++++ Rows ++++

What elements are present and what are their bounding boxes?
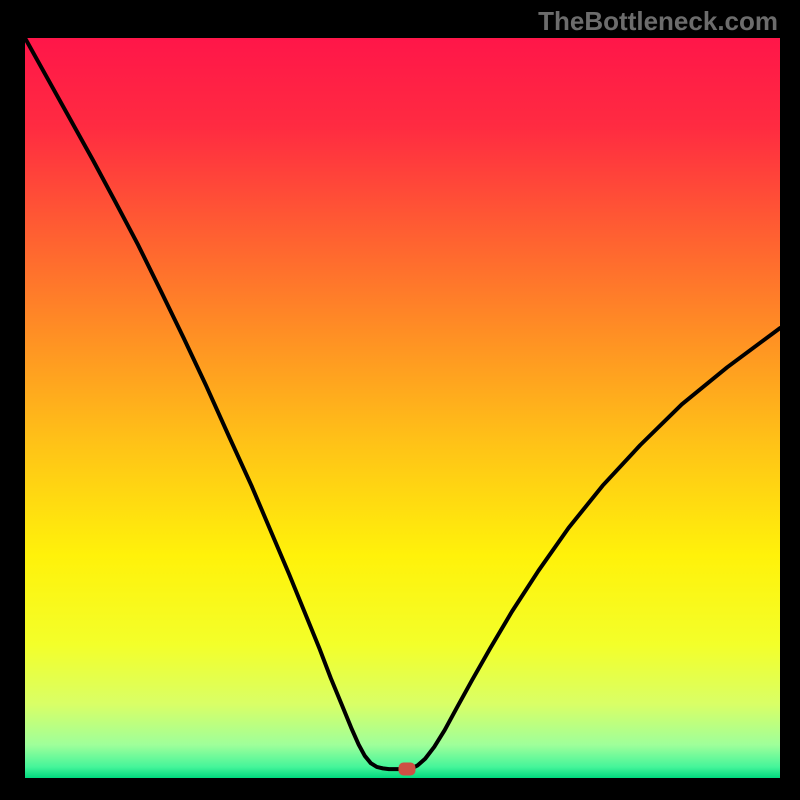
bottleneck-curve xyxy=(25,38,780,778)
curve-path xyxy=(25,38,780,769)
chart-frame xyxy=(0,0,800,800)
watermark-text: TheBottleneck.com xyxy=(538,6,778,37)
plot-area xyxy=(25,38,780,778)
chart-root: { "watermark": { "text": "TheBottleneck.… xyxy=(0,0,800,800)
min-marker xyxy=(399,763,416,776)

++++
++++ Rows ++++

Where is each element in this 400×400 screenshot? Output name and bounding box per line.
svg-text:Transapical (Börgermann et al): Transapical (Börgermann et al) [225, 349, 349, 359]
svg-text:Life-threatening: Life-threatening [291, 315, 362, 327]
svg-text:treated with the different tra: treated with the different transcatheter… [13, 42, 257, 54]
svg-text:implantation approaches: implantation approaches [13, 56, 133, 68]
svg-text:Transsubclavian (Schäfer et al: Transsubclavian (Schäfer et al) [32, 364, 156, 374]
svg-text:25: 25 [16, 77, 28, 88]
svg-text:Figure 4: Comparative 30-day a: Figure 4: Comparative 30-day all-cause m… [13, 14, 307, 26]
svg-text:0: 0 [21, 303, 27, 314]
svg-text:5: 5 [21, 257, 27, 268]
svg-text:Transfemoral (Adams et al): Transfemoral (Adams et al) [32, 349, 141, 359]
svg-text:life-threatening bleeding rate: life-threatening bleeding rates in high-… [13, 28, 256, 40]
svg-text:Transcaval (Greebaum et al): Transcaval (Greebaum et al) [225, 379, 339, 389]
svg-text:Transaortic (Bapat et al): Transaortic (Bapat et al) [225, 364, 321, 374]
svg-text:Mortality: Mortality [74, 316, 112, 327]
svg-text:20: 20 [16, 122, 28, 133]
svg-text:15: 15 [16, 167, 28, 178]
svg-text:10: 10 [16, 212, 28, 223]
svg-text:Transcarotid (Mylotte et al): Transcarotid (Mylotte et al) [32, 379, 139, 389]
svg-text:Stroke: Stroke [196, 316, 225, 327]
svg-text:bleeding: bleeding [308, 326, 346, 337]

++++

Retype, with no changes, the lines starting with the line that contains "bottleneck-curve xyxy=(25,38,780,778)" and ending with the line that contains "min-marker xyxy=(399,763,416,776)", including both of those lines.

# Task answer:
bottleneck-curve xyxy=(25,38,780,778)
curve-path xyxy=(25,38,780,769)
chart-frame xyxy=(0,0,800,800)
watermark-text: TheBottleneck.com xyxy=(538,6,778,37)
plot-area xyxy=(25,38,780,778)
chart-root: { "watermark": { "text": "TheBottleneck.… xyxy=(0,0,800,800)
min-marker xyxy=(399,763,416,776)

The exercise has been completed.